◆ TASK DETAILS
Check every line below for the string "pieces", and copy the lines that contain it.

◆ DATASET ROWS

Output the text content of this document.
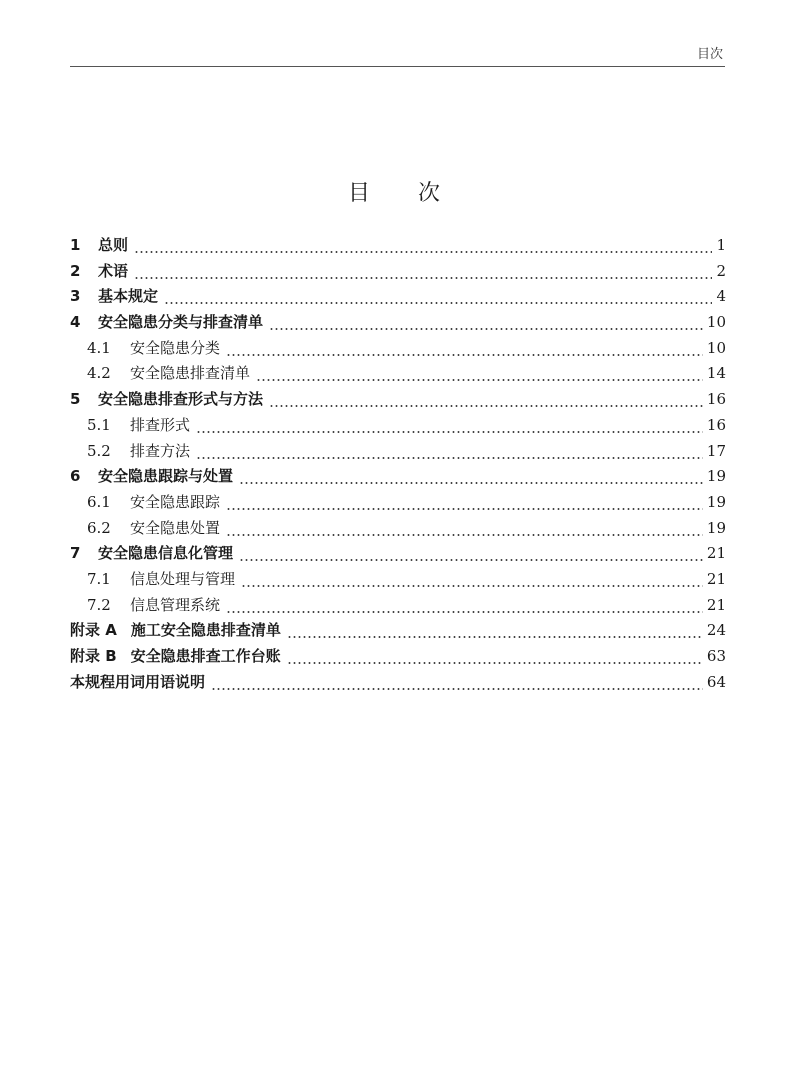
目次
目 次
1	总则	1
2	术语	2
3	基本规定	4
4	安全隐患分类与排查清单	10
4.1	安全隐患分类	10
4.2	安全隐患排查清单	14
5	安全隐患排查形式与方法	16
5.1	排查形式	16
5.2	排查方法	17
6	安全隐患跟踪与处置	19
6.1	安全隐患跟踪	19
6.2	安全隐患处置	19
7	安全隐患信息化管理	21
7.1	信息处理与管理	21
7.2	信息管理系统	21
附录 A 施工安全隐患排查清单	24
附录 B 安全隐患排查工作台账	63
本规程用词用语说明	64
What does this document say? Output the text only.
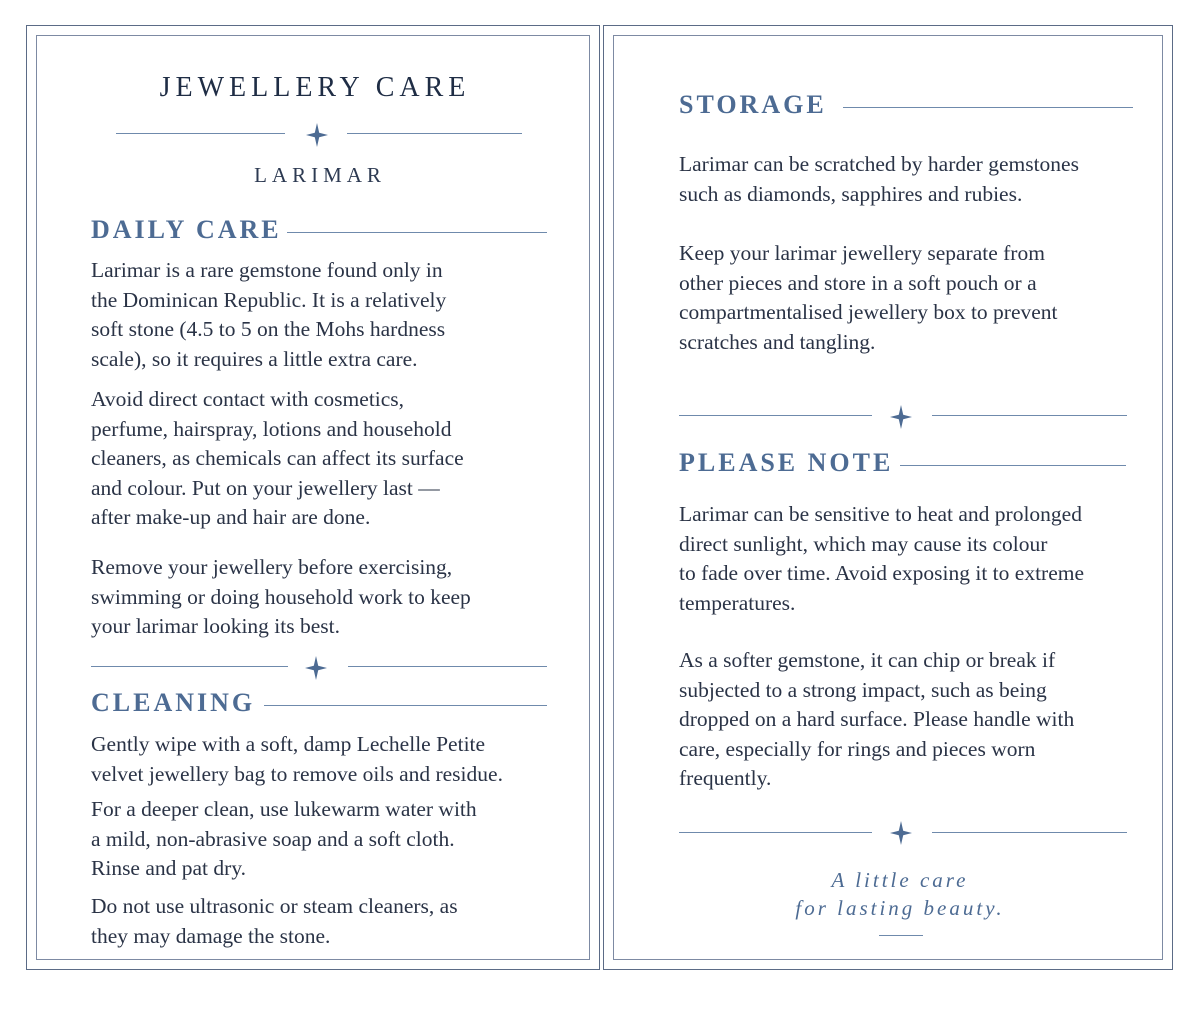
JEWELLERY CARE
LARIMAR
DAILY CARE
Larimar is a rare gemstone found only in
the Dominican Republic. It is a relatively
soft stone (4.5 to 5 on the Mohs hardness
scale), so it requires a little extra care.
Avoid direct contact with cosmetics,
perfume, hairspray, lotions and household
cleaners, as chemicals can affect its surface
and colour. Put on your jewellery last —
after make-up and hair are done.
Remove your jewellery before exercising,
swimming or doing household work to keep
your larimar looking its best.
CLEANING
Gently wipe with a soft, damp Lechelle Petite
velvet jewellery bag to remove oils and residue.
For a deeper clean, use lukewarm water with
a mild, non-abrasive soap and a soft cloth.
Rinse and pat dry.
Do not use ultrasonic or steam cleaners, as
they may damage the stone.
STORAGE
Larimar can be scratched by harder gemstones
such as diamonds, sapphires and rubies.
Keep your larimar jewellery separate from
other pieces and store in a soft pouch or a
compartmentalised jewellery box to prevent
scratches and tangling.
PLEASE NOTE
Larimar can be sensitive to heat and prolonged
direct sunlight, which may cause its colour
to fade over time. Avoid exposing it to extreme
temperatures.
As a softer gemstone, it can chip or break if
subjected to a strong impact, such as being
dropped on a hard surface. Please handle with
care, especially for rings and pieces worn
frequently.
A little care
for lasting beauty.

◆ SOLUTION TO THE PROBLEM
other pieces and store in a soft pouch or a
care, especially for rings and pieces worn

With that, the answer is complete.